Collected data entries
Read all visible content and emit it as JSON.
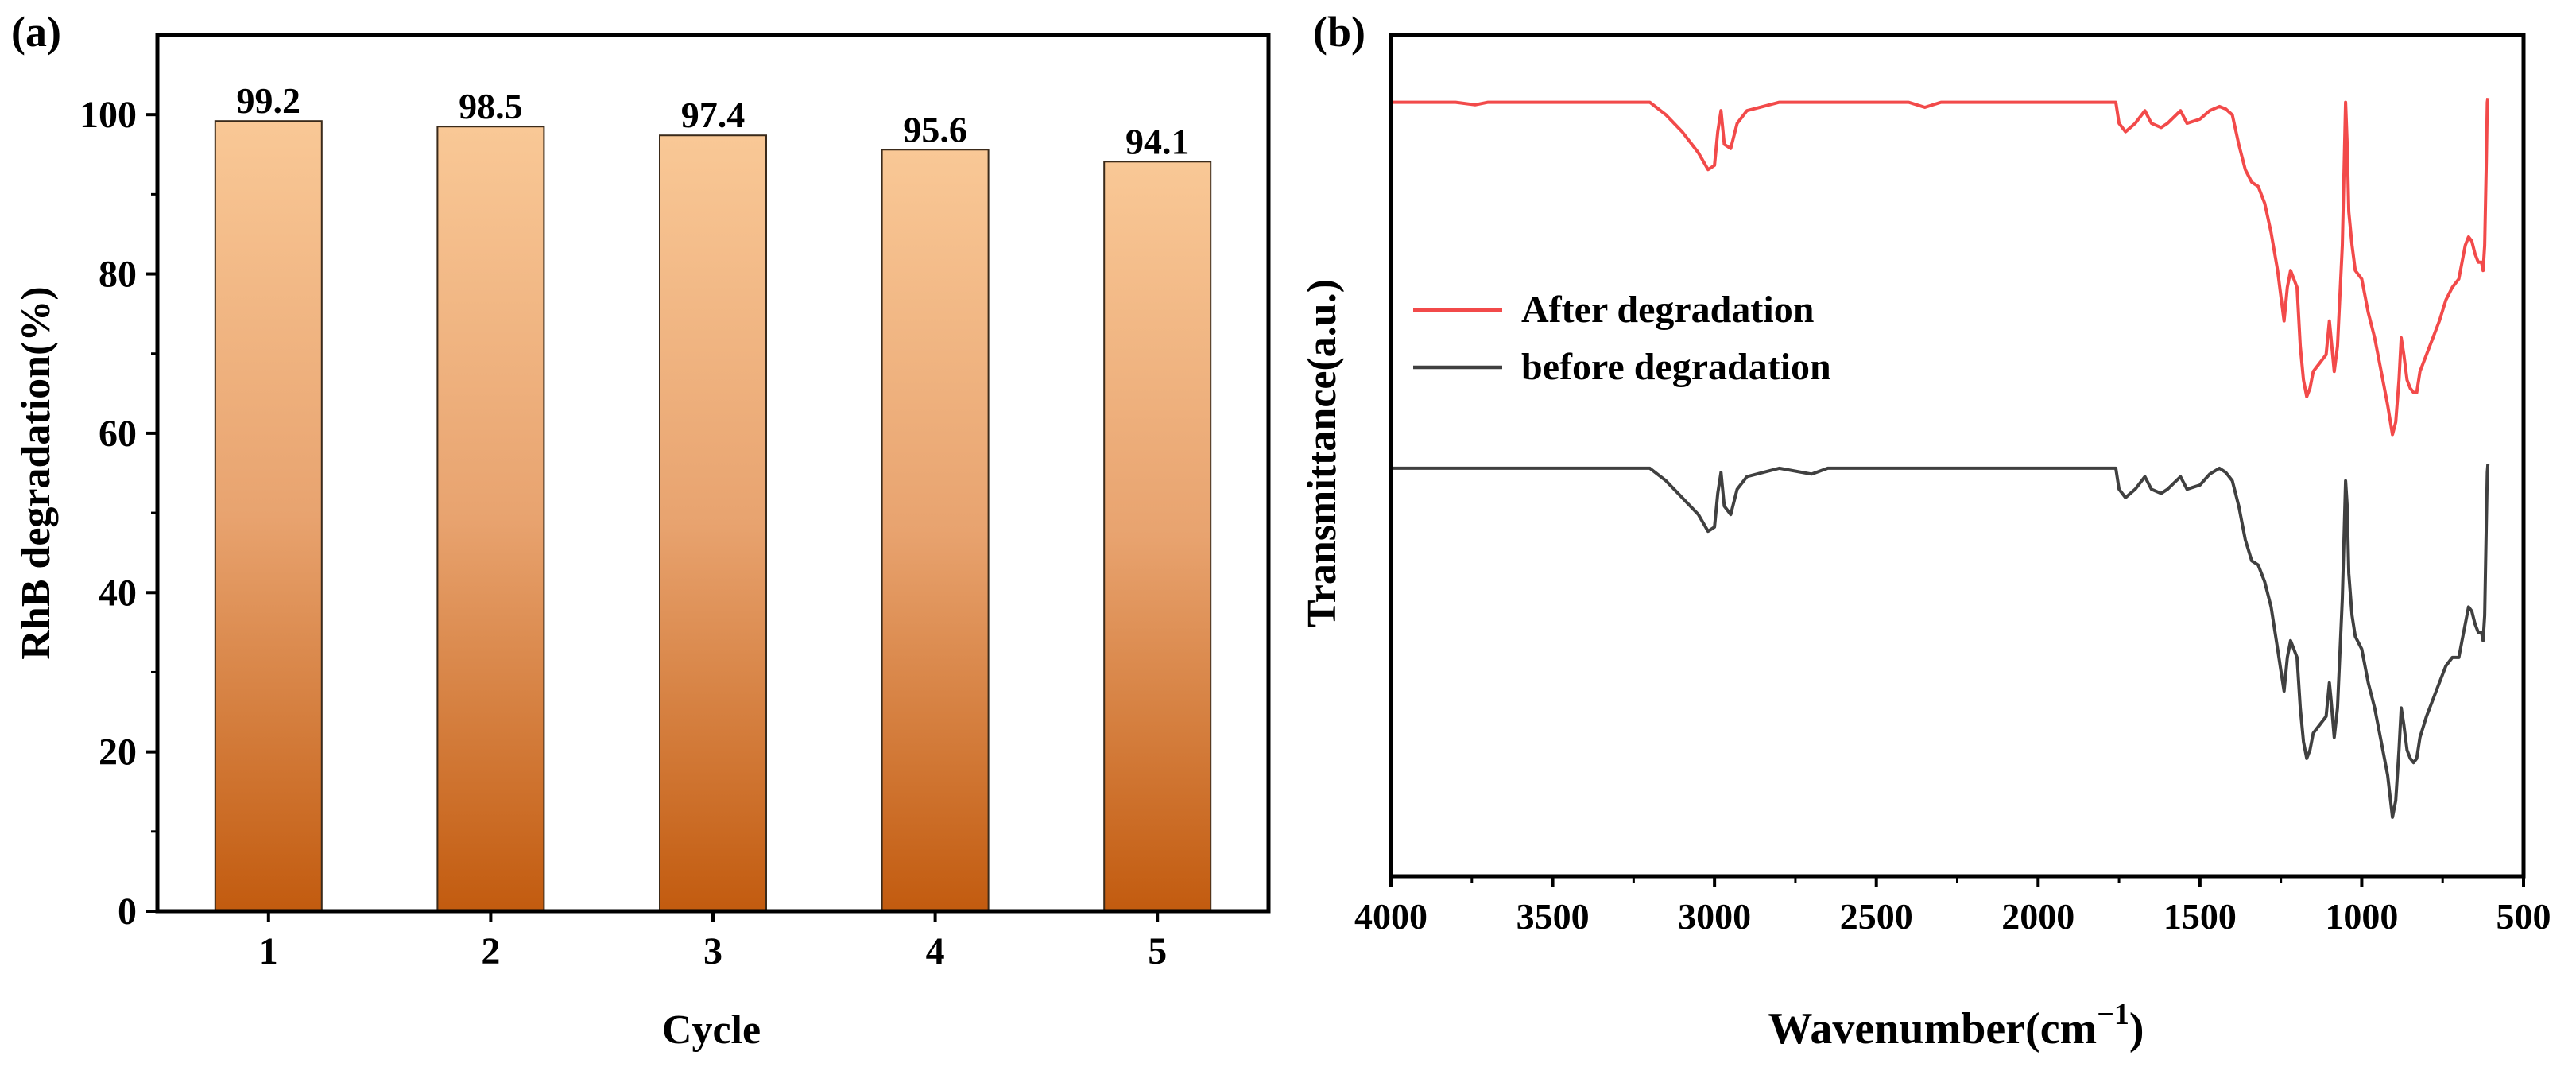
{
  "chart_data": [
    {
      "type": "bar",
      "panel_label": "(a)",
      "categories": [
        "1",
        "2",
        "3",
        "4",
        "5"
      ],
      "values": [
        99.2,
        98.5,
        97.4,
        95.6,
        94.1
      ],
      "value_labels": [
        "99.2",
        "98.5",
        "97.4",
        "95.6",
        "94.1"
      ],
      "xlabel": "Cycle",
      "ylabel": "RhB degradation(%)",
      "ylim": [
        0,
        110
      ],
      "yticks": [
        0,
        20,
        40,
        60,
        80,
        100
      ],
      "ytick_labels": [
        "0",
        "20",
        "40",
        "60",
        "80",
        "100"
      ],
      "bar_gradient": [
        "#f9c896",
        "#c25b0f"
      ],
      "bar_border": "#3a2a1a",
      "grid": false
    },
    {
      "type": "line",
      "panel_label": "(b)",
      "xlabel": "Wavenumber(cm",
      "xlabel_superscript": "−1",
      "xlabel_close": ")",
      "ylabel": "Transmittance(a.u.)",
      "xlim": [
        4000,
        500
      ],
      "xticks": [
        4000,
        3500,
        3000,
        2500,
        2000,
        1500,
        1000,
        500
      ],
      "xtick_labels": [
        "4000",
        "3500",
        "3000",
        "2500",
        "2000",
        "1500",
        "1000",
        "500"
      ],
      "ylim": [
        0,
        1
      ],
      "legend_position": "center-left",
      "grid": false,
      "series": [
        {
          "name": "After degradation",
          "color": "#f24a4a",
          "points": [
            [
              4000,
              0.92
            ],
            [
              3800,
              0.92
            ],
            [
              3740,
              0.917
            ],
            [
              3700,
              0.92
            ],
            [
              3200,
              0.92
            ],
            [
              3150,
              0.905
            ],
            [
              3100,
              0.885
            ],
            [
              3050,
              0.86
            ],
            [
              3020,
              0.84
            ],
            [
              3000,
              0.845
            ],
            [
              2990,
              0.885
            ],
            [
              2980,
              0.91
            ],
            [
              2970,
              0.87
            ],
            [
              2950,
              0.865
            ],
            [
              2930,
              0.895
            ],
            [
              2900,
              0.91
            ],
            [
              2850,
              0.915
            ],
            [
              2800,
              0.92
            ],
            [
              2400,
              0.92
            ],
            [
              2350,
              0.914
            ],
            [
              2300,
              0.92
            ],
            [
              1760,
              0.92
            ],
            [
              1750,
              0.895
            ],
            [
              1730,
              0.885
            ],
            [
              1700,
              0.895
            ],
            [
              1670,
              0.91
            ],
            [
              1650,
              0.895
            ],
            [
              1620,
              0.89
            ],
            [
              1600,
              0.895
            ],
            [
              1560,
              0.91
            ],
            [
              1540,
              0.895
            ],
            [
              1500,
              0.9
            ],
            [
              1470,
              0.91
            ],
            [
              1440,
              0.915
            ],
            [
              1420,
              0.912
            ],
            [
              1400,
              0.905
            ],
            [
              1380,
              0.87
            ],
            [
              1360,
              0.84
            ],
            [
              1340,
              0.825
            ],
            [
              1320,
              0.82
            ],
            [
              1300,
              0.8
            ],
            [
              1280,
              0.765
            ],
            [
              1260,
              0.72
            ],
            [
              1250,
              0.69
            ],
            [
              1240,
              0.66
            ],
            [
              1230,
              0.7
            ],
            [
              1220,
              0.72
            ],
            [
              1200,
              0.7
            ],
            [
              1190,
              0.63
            ],
            [
              1180,
              0.59
            ],
            [
              1170,
              0.57
            ],
            [
              1160,
              0.58
            ],
            [
              1150,
              0.6
            ],
            [
              1130,
              0.61
            ],
            [
              1110,
              0.62
            ],
            [
              1100,
              0.66
            ],
            [
              1095,
              0.64
            ],
            [
              1085,
              0.6
            ],
            [
              1075,
              0.63
            ],
            [
              1060,
              0.75
            ],
            [
              1050,
              0.92
            ],
            [
              1045,
              0.87
            ],
            [
              1040,
              0.79
            ],
            [
              1030,
              0.75
            ],
            [
              1020,
              0.72
            ],
            [
              1000,
              0.71
            ],
            [
              980,
              0.67
            ],
            [
              960,
              0.64
            ],
            [
              940,
              0.6
            ],
            [
              920,
              0.56
            ],
            [
              905,
              0.525
            ],
            [
              895,
              0.54
            ],
            [
              885,
              0.59
            ],
            [
              878,
              0.64
            ],
            [
              870,
              0.62
            ],
            [
              860,
              0.59
            ],
            [
              850,
              0.58
            ],
            [
              840,
              0.575
            ],
            [
              830,
              0.575
            ],
            [
              820,
              0.6
            ],
            [
              800,
              0.62
            ],
            [
              780,
              0.64
            ],
            [
              760,
              0.66
            ],
            [
              740,
              0.685
            ],
            [
              720,
              0.7
            ],
            [
              700,
              0.71
            ],
            [
              690,
              0.73
            ],
            [
              680,
              0.75
            ],
            [
              670,
              0.76
            ],
            [
              660,
              0.755
            ],
            [
              650,
              0.74
            ],
            [
              640,
              0.73
            ],
            [
              630,
              0.73
            ],
            [
              625,
              0.72
            ],
            [
              620,
              0.75
            ],
            [
              615,
              0.85
            ],
            [
              612,
              0.92
            ],
            [
              610,
              0.925
            ]
          ]
        },
        {
          "name": "before degradation",
          "color": "#404040",
          "points": [
            [
              4000,
              0.485
            ],
            [
              3200,
              0.485
            ],
            [
              3150,
              0.47
            ],
            [
              3100,
              0.45
            ],
            [
              3050,
              0.43
            ],
            [
              3020,
              0.41
            ],
            [
              3000,
              0.415
            ],
            [
              2990,
              0.455
            ],
            [
              2980,
              0.48
            ],
            [
              2970,
              0.44
            ],
            [
              2950,
              0.43
            ],
            [
              2930,
              0.46
            ],
            [
              2900,
              0.475
            ],
            [
              2850,
              0.48
            ],
            [
              2800,
              0.485
            ],
            [
              2700,
              0.478
            ],
            [
              2650,
              0.485
            ],
            [
              1760,
              0.485
            ],
            [
              1750,
              0.46
            ],
            [
              1730,
              0.45
            ],
            [
              1700,
              0.46
            ],
            [
              1670,
              0.475
            ],
            [
              1650,
              0.46
            ],
            [
              1620,
              0.455
            ],
            [
              1600,
              0.46
            ],
            [
              1560,
              0.475
            ],
            [
              1540,
              0.46
            ],
            [
              1500,
              0.465
            ],
            [
              1470,
              0.478
            ],
            [
              1440,
              0.485
            ],
            [
              1420,
              0.48
            ],
            [
              1400,
              0.47
            ],
            [
              1380,
              0.44
            ],
            [
              1360,
              0.4
            ],
            [
              1340,
              0.375
            ],
            [
              1320,
              0.37
            ],
            [
              1300,
              0.35
            ],
            [
              1280,
              0.32
            ],
            [
              1260,
              0.27
            ],
            [
              1250,
              0.245
            ],
            [
              1240,
              0.22
            ],
            [
              1230,
              0.26
            ],
            [
              1220,
              0.28
            ],
            [
              1200,
              0.26
            ],
            [
              1190,
              0.2
            ],
            [
              1180,
              0.16
            ],
            [
              1170,
              0.14
            ],
            [
              1160,
              0.15
            ],
            [
              1150,
              0.17
            ],
            [
              1130,
              0.18
            ],
            [
              1110,
              0.19
            ],
            [
              1100,
              0.23
            ],
            [
              1095,
              0.21
            ],
            [
              1085,
              0.165
            ],
            [
              1075,
              0.2
            ],
            [
              1060,
              0.33
            ],
            [
              1050,
              0.47
            ],
            [
              1045,
              0.44
            ],
            [
              1040,
              0.36
            ],
            [
              1030,
              0.31
            ],
            [
              1020,
              0.285
            ],
            [
              1000,
              0.27
            ],
            [
              980,
              0.23
            ],
            [
              960,
              0.2
            ],
            [
              940,
              0.16
            ],
            [
              920,
              0.12
            ],
            [
              905,
              0.07
            ],
            [
              895,
              0.09
            ],
            [
              885,
              0.15
            ],
            [
              878,
              0.2
            ],
            [
              870,
              0.18
            ],
            [
              860,
              0.15
            ],
            [
              850,
              0.14
            ],
            [
              840,
              0.135
            ],
            [
              830,
              0.14
            ],
            [
              820,
              0.165
            ],
            [
              800,
              0.19
            ],
            [
              780,
              0.21
            ],
            [
              760,
              0.23
            ],
            [
              740,
              0.25
            ],
            [
              720,
              0.26
            ],
            [
              700,
              0.26
            ],
            [
              690,
              0.28
            ],
            [
              680,
              0.3
            ],
            [
              670,
              0.32
            ],
            [
              660,
              0.315
            ],
            [
              650,
              0.3
            ],
            [
              640,
              0.29
            ],
            [
              630,
              0.29
            ],
            [
              625,
              0.28
            ],
            [
              620,
              0.31
            ],
            [
              615,
              0.42
            ],
            [
              612,
              0.48
            ],
            [
              610,
              0.49
            ]
          ]
        }
      ]
    }
  ]
}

→ **PROBLEM REQUIREMENTS**
Search the data for the word "ylabel" and copy each line where it appears.

→ **COMPLETE OUTPUT**
      "ylabel": "RhB degradation(%)",
      "ylabel": "Transmittance(a.u.)",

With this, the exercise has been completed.